INSTRUCTIONS FOR THE TASK ▸ Every line containing the word "Erneuerung" needs to be found and copied.

----

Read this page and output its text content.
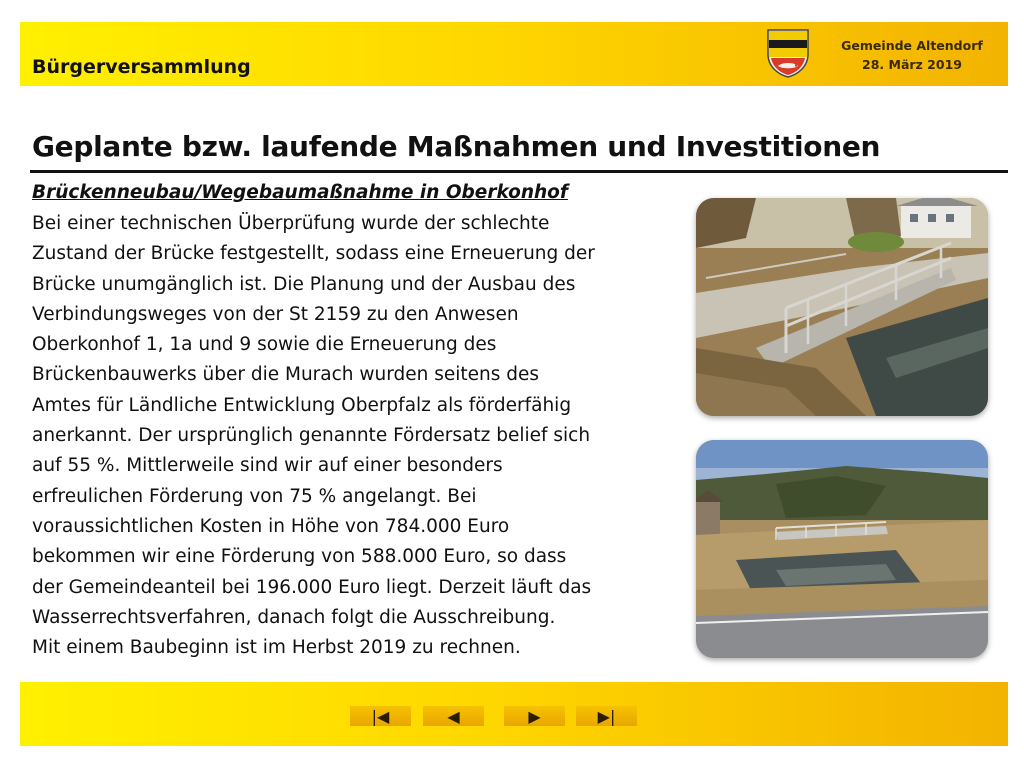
Bürgerversammlung
Gemeinde Altendorf
28. März 2019
Geplante bzw. laufende Maßnahmen und Investitionen
Brückenneubau/Wegebaumaßnahme in Oberkonhof
Bei einer technischen Überprüfung wurde der schlechte
Zustand der Brücke festgestellt, sodass eine Erneuerung der
Brücke unumgänglich ist. Die Planung und der Ausbau des
Verbindungsweges von der St 2159 zu den Anwesen
Oberkonhof 1, 1a und 9 sowie die Erneuerung des
Brückenbauwerks über die Murach wurden seitens des
Amtes für Ländliche Entwicklung Oberpfalz als förderfähig
anerkannt. Der ursprünglich genannte Fördersatz belief sich
auf 55 %. Mittlerweile sind wir auf einer besonders
erfreulichen Förderung von 75 % angelangt. Bei
voraussichtlichen Kosten in Höhe von 784.000 Euro
bekommen wir eine Förderung von 588.000 Euro, so dass
der Gemeindeanteil bei 196.000 Euro liegt. Derzeit läuft das
Wasserrechtsverfahren, danach folgt die Ausschreibung.
Mit einem Baubeginn ist im Herbst 2019 zu rechnen.
|◀	◀	▶	▶|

----

COMPLETE RESPONSE ▸
Zustand der Brücke festgestellt, sodass eine Erneuerung der
Oberkonhof 1, 1a und 9 sowie die Erneuerung des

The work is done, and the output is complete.